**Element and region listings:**
— Start —
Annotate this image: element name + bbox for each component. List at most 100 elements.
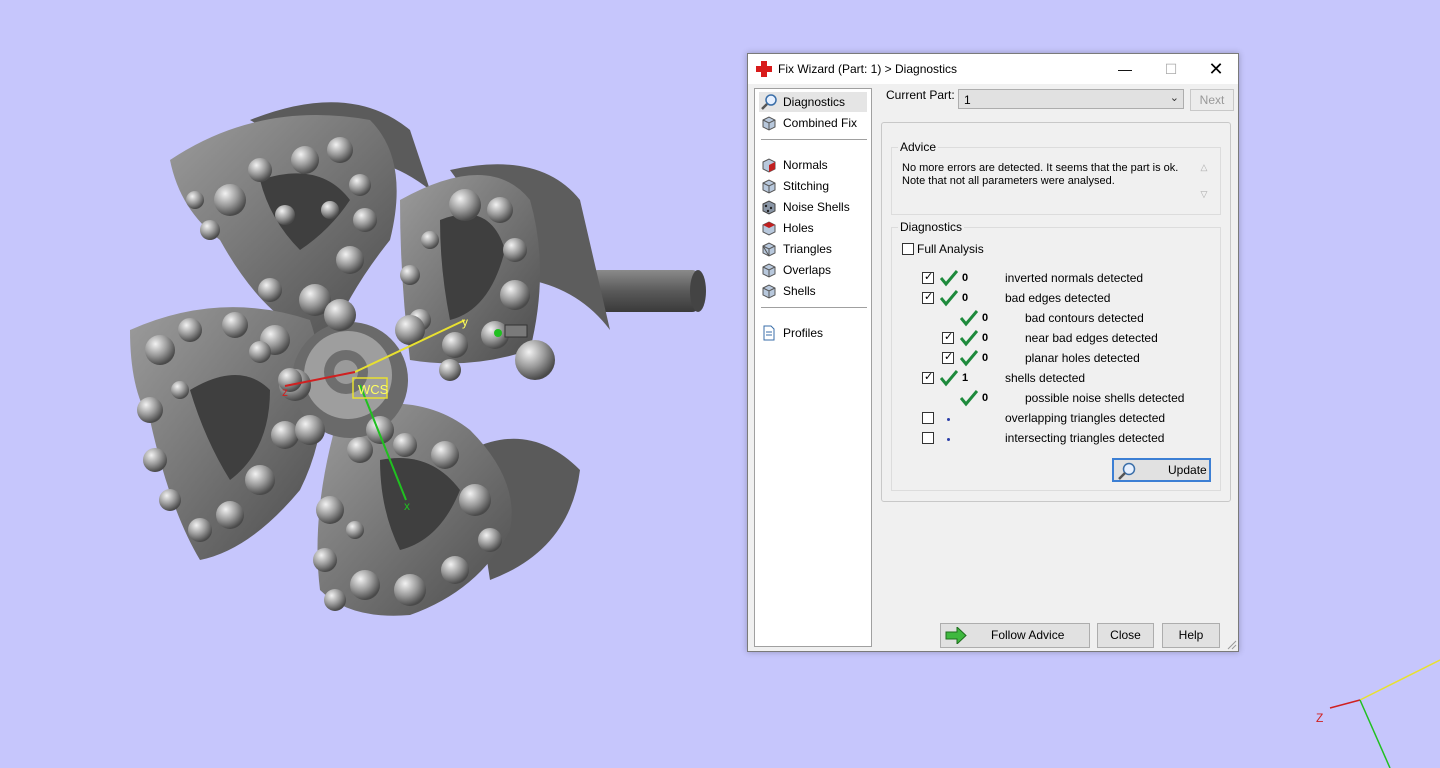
follow-advice-button[interactable]: Follow Advice [940,623,1090,648]
check-icon [940,370,958,387]
nav-divider [761,307,867,308]
follow-advice-label: Follow Advice [991,628,1065,642]
triangles-cube-icon [762,242,776,257]
check-icon [960,330,978,347]
advice-group: Advice No more errors are detected. It s… [891,140,1221,215]
minimize-button[interactable]: — [1102,54,1148,84]
nav-item-triangles[interactable]: Triangles [759,239,867,259]
corner-axes-indicator: Z [1316,659,1440,768]
full-analysis-label: Full Analysis [917,242,984,256]
pending-dot-icon [947,418,950,421]
bad-edges-count: 0 [962,292,969,304]
advice-title: Advice [898,140,939,154]
update-button[interactable]: Update [1112,458,1211,482]
fix-wizard-dialog: Fix Wizard (Part: 1) > Diagnostics — ☐ ✕… [747,53,1239,652]
check-icon [960,350,978,367]
full-analysis-checkbox[interactable] [902,243,914,255]
help-button[interactable]: Help [1162,623,1220,648]
close-window-button[interactable]: ✕ [1193,54,1239,84]
planar-holes-count: 0 [982,352,989,364]
green-arrow-icon [945,627,967,644]
intersecting-triangles-checkbox[interactable] [922,432,934,444]
nav-item-profiles[interactable]: Profiles [759,323,867,343]
nav-item-label: Noise Shells [783,200,850,214]
nav-item-label: Combined Fix [783,116,858,130]
nav-item-label: Stitching [783,179,830,193]
current-part-select[interactable]: 1 ⌄ [958,89,1184,109]
advice-text-box[interactable]: No more errors are detected. It seems th… [898,160,1212,206]
magnifier-icon [761,94,777,110]
bad-contours-count: 0 [982,312,989,324]
noise-shells-icon [762,200,776,215]
noise-shells-label: possible noise shells detected [1025,391,1185,405]
advice-text: No more errors are detected. It seems th… [902,162,1192,188]
diagnostics-title: Diagnostics [898,220,965,234]
resize-grip-icon[interactable] [1227,640,1237,650]
normals-cube-icon [762,158,776,173]
cube-icon [762,116,776,131]
nav-item-label: Shells [783,284,816,298]
shells-checkbox[interactable] [922,370,934,384]
noise-shells-count: 0 [982,392,989,404]
inverted-normals-label: inverted normals detected [1005,271,1144,285]
maximize-button[interactable]: ☐ [1148,54,1194,84]
nav-item-label: Triangles [783,242,832,256]
nav-item-label: Profiles [783,326,824,340]
bad-edges-label: bad edges detected [1005,291,1111,305]
nav-divider [761,139,867,140]
overlapping-triangles-checkbox[interactable] [922,412,934,424]
holes-cube-icon [762,221,776,236]
intersecting-triangles-label: intersecting triangles detected [1005,431,1165,445]
nav-item-label: Normals [783,158,828,172]
shells-cube-icon [762,284,776,299]
overlapping-triangles-label: overlapping triangles detected [1005,411,1166,425]
3d-model[interactable]: WCS y x z [110,90,720,630]
pending-dot-icon [947,438,950,441]
nav-item-label: Holes [783,221,814,235]
advice-scrollbar[interactable]: △ ▽ [1196,160,1212,206]
planar-holes-checkbox[interactable] [942,350,954,364]
bad-edges-checkbox[interactable] [922,290,934,304]
update-label: Update [1168,463,1207,477]
dialog-title: Fix Wizard (Part: 1) > Diagnostics [778,62,958,76]
near-bad-edges-checkbox[interactable] [942,330,954,344]
nav-item-label: Diagnostics [783,95,846,109]
inverted-normals-checkbox[interactable] [922,270,934,284]
nav-item-overlaps[interactable]: Overlaps [759,260,867,280]
scroll-down-icon[interactable]: ▽ [1196,189,1212,200]
close-button[interactable]: Close [1097,623,1154,648]
nav-item-diagnostics[interactable]: Diagnostics [759,92,867,112]
nav-item-holes[interactable]: Holes [759,218,867,238]
axis-y-label: y [462,315,468,329]
bad-contours-label: bad contours detected [1025,311,1144,325]
nav-item-combined-fix[interactable]: Combined Fix [759,113,867,133]
near-bad-edges-label: near bad edges detected [1025,331,1158,345]
nav-item-shells[interactable]: Shells [759,281,867,301]
check-icon [940,290,958,307]
axis-z-label: z [282,385,288,399]
corner-axis-z-label: Z [1316,711,1323,725]
axis-x-label: x [404,499,410,513]
check-icon [940,270,958,287]
next-button[interactable]: Next [1190,89,1234,111]
shells-label: shells detected [1005,371,1086,385]
current-part-value: 1 [964,93,971,107]
advice-line-1: No more errors are detected. It seems th… [902,162,1179,174]
nav-item-noise-shells[interactable]: Noise Shells [759,197,867,217]
nav-item-stitching[interactable]: Stitching [759,176,867,196]
check-icon [960,390,978,407]
wcs-label: WCS [358,382,389,397]
shells-count: 1 [962,372,969,384]
near-bad-edges-count: 0 [982,332,989,344]
advice-line-2: Note that not all parameters were analys… [902,175,1115,187]
wizard-nav-panel: Diagnostics Combined Fix Normals Stitchi… [754,88,872,647]
nav-item-normals[interactable]: Normals [759,155,867,175]
magnifier-icon [1118,462,1136,480]
nav-item-label: Overlaps [783,263,832,277]
overlaps-cube-icon [762,263,776,278]
chevron-down-icon: ⌄ [1169,92,1179,104]
title-bar[interactable]: Fix Wizard (Part: 1) > Diagnostics — ☐ ✕ [748,54,1238,84]
check-icon [960,310,978,327]
red-cross-icon [756,61,772,77]
scroll-up-icon[interactable]: △ [1196,162,1212,173]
— End —
**GOAL:** Copy the lines of the listing above word for word, from the line containing "follow-advice-button[interactable]: Follow Advice" through the line containing "help-button[interactable]: Help [1162,623,1220,648]", including both of those lines.

**FULL ANSWER:**
follow-advice-button[interactable]: Follow Advice [940,623,1090,648]
check-icon [940,370,958,387]
nav-divider [761,307,867,308]
follow-advice-label: Follow Advice [991,628,1065,642]
triangles-cube-icon [762,242,776,257]
check-icon [960,330,978,347]
advice-group: Advice No more errors are detected. It s… [891,140,1221,215]
minimize-button[interactable]: — [1102,54,1148,84]
nav-item-triangles[interactable]: Triangles [759,239,867,259]
corner-axes-indicator: Z [1316,659,1440,768]
full-analysis-label: Full Analysis [917,242,984,256]
pending-dot-icon [947,418,950,421]
bad-edges-count: 0 [962,292,969,304]
advice-title: Advice [898,140,939,154]
update-button[interactable]: Update [1112,458,1211,482]
fix-wizard-dialog: Fix Wizard (Part: 1) > Diagnostics — ☐ ✕… [747,53,1239,652]
check-icon [960,350,978,367]
full-analysis-checkbox[interactable] [902,243,914,255]
help-button[interactable]: Help [1162,623,1220,648]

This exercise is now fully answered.